(Extracted data entries)
────────

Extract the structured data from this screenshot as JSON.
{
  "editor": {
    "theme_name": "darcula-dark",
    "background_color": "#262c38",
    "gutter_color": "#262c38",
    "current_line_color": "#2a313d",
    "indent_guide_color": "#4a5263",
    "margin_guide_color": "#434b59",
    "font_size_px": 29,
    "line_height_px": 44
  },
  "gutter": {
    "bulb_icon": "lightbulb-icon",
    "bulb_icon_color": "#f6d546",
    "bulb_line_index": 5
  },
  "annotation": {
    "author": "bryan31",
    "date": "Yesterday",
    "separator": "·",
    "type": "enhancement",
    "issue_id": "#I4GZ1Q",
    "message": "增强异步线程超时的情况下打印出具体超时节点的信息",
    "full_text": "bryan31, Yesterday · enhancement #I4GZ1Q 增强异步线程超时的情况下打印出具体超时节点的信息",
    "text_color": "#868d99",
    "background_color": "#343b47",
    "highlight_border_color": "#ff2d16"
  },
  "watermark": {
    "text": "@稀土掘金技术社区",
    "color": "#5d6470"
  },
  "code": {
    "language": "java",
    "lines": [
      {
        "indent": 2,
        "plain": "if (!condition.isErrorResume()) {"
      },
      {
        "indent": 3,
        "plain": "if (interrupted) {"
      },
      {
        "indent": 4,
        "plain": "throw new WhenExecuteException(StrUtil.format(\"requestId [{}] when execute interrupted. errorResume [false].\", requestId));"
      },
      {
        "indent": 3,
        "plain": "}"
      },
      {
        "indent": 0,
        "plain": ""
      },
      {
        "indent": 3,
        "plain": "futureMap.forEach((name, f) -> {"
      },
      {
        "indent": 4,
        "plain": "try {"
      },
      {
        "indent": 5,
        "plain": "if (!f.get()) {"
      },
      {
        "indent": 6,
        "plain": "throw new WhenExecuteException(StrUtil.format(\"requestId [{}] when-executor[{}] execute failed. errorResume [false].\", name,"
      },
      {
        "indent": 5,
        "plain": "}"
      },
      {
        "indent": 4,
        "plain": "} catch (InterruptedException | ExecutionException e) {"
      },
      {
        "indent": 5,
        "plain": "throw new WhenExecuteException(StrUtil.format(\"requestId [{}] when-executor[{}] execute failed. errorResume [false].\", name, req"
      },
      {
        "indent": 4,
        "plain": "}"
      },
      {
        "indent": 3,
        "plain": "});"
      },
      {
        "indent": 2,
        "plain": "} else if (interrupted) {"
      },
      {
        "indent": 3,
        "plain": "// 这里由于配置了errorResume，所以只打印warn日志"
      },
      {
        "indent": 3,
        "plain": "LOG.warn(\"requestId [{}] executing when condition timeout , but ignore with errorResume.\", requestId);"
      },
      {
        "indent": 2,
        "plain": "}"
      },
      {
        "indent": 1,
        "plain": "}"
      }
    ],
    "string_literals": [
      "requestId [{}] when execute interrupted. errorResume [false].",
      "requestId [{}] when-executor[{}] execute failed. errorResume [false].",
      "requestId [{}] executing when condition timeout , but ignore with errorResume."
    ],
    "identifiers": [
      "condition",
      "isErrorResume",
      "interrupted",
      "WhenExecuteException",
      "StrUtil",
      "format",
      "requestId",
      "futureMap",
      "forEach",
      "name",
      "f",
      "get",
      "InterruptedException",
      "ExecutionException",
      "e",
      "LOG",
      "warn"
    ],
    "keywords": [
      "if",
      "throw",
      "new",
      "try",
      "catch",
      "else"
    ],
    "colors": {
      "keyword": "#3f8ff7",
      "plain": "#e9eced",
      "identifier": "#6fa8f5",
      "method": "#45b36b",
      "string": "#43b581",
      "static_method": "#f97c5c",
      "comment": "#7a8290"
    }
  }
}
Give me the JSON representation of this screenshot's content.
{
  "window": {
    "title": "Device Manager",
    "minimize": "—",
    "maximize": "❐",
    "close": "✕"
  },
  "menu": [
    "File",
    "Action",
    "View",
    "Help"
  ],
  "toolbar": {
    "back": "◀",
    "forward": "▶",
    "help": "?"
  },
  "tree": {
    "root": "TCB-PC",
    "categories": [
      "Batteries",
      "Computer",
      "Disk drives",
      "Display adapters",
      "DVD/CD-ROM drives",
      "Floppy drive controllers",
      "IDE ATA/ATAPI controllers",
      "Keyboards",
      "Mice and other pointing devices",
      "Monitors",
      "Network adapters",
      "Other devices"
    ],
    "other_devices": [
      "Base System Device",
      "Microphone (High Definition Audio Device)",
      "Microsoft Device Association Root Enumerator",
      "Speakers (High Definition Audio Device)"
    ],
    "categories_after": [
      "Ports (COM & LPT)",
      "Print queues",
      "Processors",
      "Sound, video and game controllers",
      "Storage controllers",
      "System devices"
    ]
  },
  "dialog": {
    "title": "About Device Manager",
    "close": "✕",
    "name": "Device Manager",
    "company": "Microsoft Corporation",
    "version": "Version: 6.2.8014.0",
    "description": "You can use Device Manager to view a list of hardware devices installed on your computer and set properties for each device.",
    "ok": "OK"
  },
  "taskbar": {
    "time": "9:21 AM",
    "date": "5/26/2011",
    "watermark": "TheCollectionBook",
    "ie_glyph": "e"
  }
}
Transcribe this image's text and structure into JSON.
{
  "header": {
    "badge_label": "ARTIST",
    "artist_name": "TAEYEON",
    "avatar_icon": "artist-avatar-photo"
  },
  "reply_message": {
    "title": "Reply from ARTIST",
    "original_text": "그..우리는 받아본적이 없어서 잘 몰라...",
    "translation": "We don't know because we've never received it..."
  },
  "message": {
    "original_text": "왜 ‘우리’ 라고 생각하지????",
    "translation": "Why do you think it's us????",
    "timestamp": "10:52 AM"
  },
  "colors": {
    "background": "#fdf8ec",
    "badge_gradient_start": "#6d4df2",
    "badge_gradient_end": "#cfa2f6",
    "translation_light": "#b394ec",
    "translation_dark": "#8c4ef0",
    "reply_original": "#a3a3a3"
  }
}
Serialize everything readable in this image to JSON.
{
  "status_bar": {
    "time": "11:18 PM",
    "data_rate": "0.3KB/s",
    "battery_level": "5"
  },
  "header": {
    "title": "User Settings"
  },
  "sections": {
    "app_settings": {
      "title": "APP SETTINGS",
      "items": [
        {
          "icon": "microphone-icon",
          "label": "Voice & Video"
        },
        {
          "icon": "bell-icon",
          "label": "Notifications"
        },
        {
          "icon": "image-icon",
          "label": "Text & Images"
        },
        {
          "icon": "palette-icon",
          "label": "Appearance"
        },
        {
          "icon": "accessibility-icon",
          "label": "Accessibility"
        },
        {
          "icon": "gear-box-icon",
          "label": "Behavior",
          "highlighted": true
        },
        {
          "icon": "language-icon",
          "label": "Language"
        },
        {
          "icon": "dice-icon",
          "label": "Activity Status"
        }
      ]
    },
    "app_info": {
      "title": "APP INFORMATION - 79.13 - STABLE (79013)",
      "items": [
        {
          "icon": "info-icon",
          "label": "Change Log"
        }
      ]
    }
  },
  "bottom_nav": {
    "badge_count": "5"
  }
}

────────

**What to produce**.
Write out the data again, exactly and in full.

**Written reply**.
Extract the structured data from this screenshot as JSON.
{
  "editor": {
    "theme_name": "darcula-dark",
    "background_color": "#262c38",
    "gutter_color": "#262c38",
    "current_line_color": "#2a313d",
    "indent_guide_color": "#4a5263",
    "margin_guide_color": "#434b59",
    "font_size_px": 29,
    "line_height_px": 44
  },
  "gutter": {
    "bulb_icon": "lightbulb-icon",
    "bulb_icon_color": "#f6d546",
    "bulb_line_index": 5
  },
  "annotation": {
    "author": "bryan31",
    "date": "Yesterday",
    "separator": "·",
    "type": "enhancement",
    "issue_id": "#I4GZ1Q",
    "message": "增强异步线程超时的情况下打印出具体超时节点的信息",
    "full_text": "bryan31, Yesterday · enhancement #I4GZ1Q 增强异步线程超时的情况下打印出具体超时节点的信息",
    "text_color": "#868d99",
    "background_color": "#343b47",
    "highlight_border_color": "#ff2d16"
  },
  "watermark": {
    "text": "@稀土掘金技术社区",
    "color": "#5d6470"
  },
  "code": {
    "language": "java",
    "lines": [
      {
        "indent": 2,
        "plain": "if (!condition.isErrorResume()) {"
      },
      {
        "indent": 3,
        "plain": "if (interrupted) {"
      },
      {
        "indent": 4,
        "plain": "throw new WhenExecuteException(StrUtil.format(\"requestId [{}] when execute interrupted. errorResume [false].\", requestId));"
      },
      {
        "indent": 3,
        "plain": "}"
      },
      {
        "indent": 0,
        "plain": ""
      },
      {
        "indent": 3,
        "plain": "futureMap.forEach((name, f) -> {"
      },
      {
        "indent": 4,
        "plain": "try {"
      },
      {
        "indent": 5,
        "plain": "if (!f.get()) {"
      },
      {
        "indent": 6,
        "plain": "throw new WhenExecuteException(StrUtil.format(\"requestId [{}] when-executor[{}] execute failed. errorResume [false].\", name,"
      },
      {
        "indent": 5,
        "plain": "}"
      },
      {
        "indent": 4,
        "plain": "} catch (InterruptedException | ExecutionException e) {"
      },
      {
        "indent": 5,
        "plain": "throw new WhenExecuteException(StrUtil.format(\"requestId [{}] when-executor[{}] execute failed. errorResume [false].\", name, req"
      },
      {
        "indent": 4,
        "plain": "}"
      },
      {
        "indent": 3,
        "plain": "});"
      },
      {
        "indent": 2,
        "plain": "} else if (interrupted) {"
      },
      {
        "indent": 3,
        "plain": "// 这里由于配置了errorResume，所以只打印warn日志"
      },
      {
        "indent": 3,
        "plain": "LOG.warn(\"requestId [{}] executing when condition timeout , but ignore with errorResume.\", requestId);"
      },
      {
        "indent": 2,
        "plain": "}"
      },
      {
        "indent": 1,
        "plain": "}"
      }
    ],
    "string_literals": [
      "requestId [{}] when execute interrupted. errorResume [false].",
      "requestId [{}] when-executor[{}] execute failed. errorResume [false].",
      "requestId [{}] executing when condition timeout , but ignore with errorResume."
    ],
    "identifiers": [
      "condition",
      "isErrorResume",
      "interrupted",
      "WhenExecuteException",
      "StrUtil",
      "format",
      "requestId",
      "futureMap",
      "forEach",
      "name",
      "f",
      "get",
      "InterruptedException",
      "ExecutionException",
      "e",
      "LOG",
      "warn"
    ],
    "keywords": [
      "if",
      "throw",
      "new",
      "try",
      "catch",
      "else"
    ],
    "colors": {
      "keyword": "#3f8ff7",
      "plain": "#e9eced",
      "identifier": "#6fa8f5",
      "method": "#45b36b",
      "string": "#43b581",
      "static_method": "#f97c5c",
      "comment": "#7a8290"
    }
  }
}
Give me the JSON representation of this screenshot's content.
{
  "window": {
    "title": "Device Manager",
    "minimize": "—",
    "maximize": "❐",
    "close": "✕"
  },
  "menu": [
    "File",
    "Action",
    "View",
    "Help"
  ],
  "toolbar": {
    "back": "◀",
    "forward": "▶",
    "help": "?"
  },
  "tree": {
    "root": "TCB-PC",
    "categories": [
      "Batteries",
      "Computer",
      "Disk drives",
      "Display adapters",
      "DVD/CD-ROM drives",
      "Floppy drive controllers",
      "IDE ATA/ATAPI controllers",
      "Keyboards",
      "Mice and other pointing devices",
      "Monitors",
      "Network adapters",
      "Other devices"
    ],
    "other_devices": [
      "Base System Device",
      "Microphone (High Definition Audio Device)",
      "Microsoft Device Association Root Enumerator",
      "Speakers (High Definition Audio Device)"
    ],
    "categories_after": [
      "Ports (COM & LPT)",
      "Print queues",
      "Processors",
      "Sound, video and game controllers",
      "Storage controllers",
      "System devices"
    ]
  },
  "dialog": {
    "title": "About Device Manager",
    "close": "✕",
    "name": "Device Manager",
    "company": "Microsoft Corporation",
    "version": "Version: 6.2.8014.0",
    "description": "You can use Device Manager to view a list of hardware devices installed on your computer and set properties for each device.",
    "ok": "OK"
  },
  "taskbar": {
    "time": "9:21 AM",
    "date": "5/26/2011",
    "watermark": "TheCollectionBook",
    "ie_glyph": "e"
  }
}
Transcribe this image's text and structure into JSON.
{
  "header": {
    "badge_label": "ARTIST",
    "artist_name": "TAEYEON",
    "avatar_icon": "artist-avatar-photo"
  },
  "reply_message": {
    "title": "Reply from ARTIST",
    "original_text": "그..우리는 받아본적이 없어서 잘 몰라...",
    "translation": "We don't know because we've never received it..."
  },
  "message": {
    "original_text": "왜 ‘우리’ 라고 생각하지????",
    "translation": "Why do you think it's us????",
    "timestamp": "10:52 AM"
  },
  "colors": {
    "background": "#fdf8ec",
    "badge_gradient_start": "#6d4df2",
    "badge_gradient_end": "#cfa2f6",
    "translation_light": "#b394ec",
    "translation_dark": "#8c4ef0",
    "reply_original": "#a3a3a3"
  }
}
Serialize everything readable in this image to JSON.
{
  "status_bar": {
    "time": "11:18 PM",
    "data_rate": "0.3KB/s",
    "battery_level": "5"
  },
  "header": {
    "title": "User Settings"
  },
  "sections": {
    "app_settings": {
      "title": "APP SETTINGS",
      "items": [
        {
          "icon": "microphone-icon",
          "label": "Voice & Video"
        },
        {
          "icon": "bell-icon",
          "label": "Notifications"
        },
        {
          "icon": "image-icon",
          "label": "Text & Images"
        },
        {
          "icon": "palette-icon",
          "label": "Appearance"
        },
        {
          "icon": "accessibility-icon",
          "label": "Accessibility"
        },
        {
          "icon": "gear-box-icon",
          "label": "Behavior",
          "highlighted": true
        },
        {
          "icon": "language-icon",
          "label": "Language"
        },
        {
          "icon": "dice-icon",
          "label": "Activity Status"
        }
      ]
    },
    "app_info": {
      "title": "APP INFORMATION - 79.13 - STABLE (79013)",
      "items": [
        {
          "icon": "info-icon",
          "label": "Change Log"
        }
      ]
    }
  },
  "bottom_nav": {
    "badge_count": "5"
  }
}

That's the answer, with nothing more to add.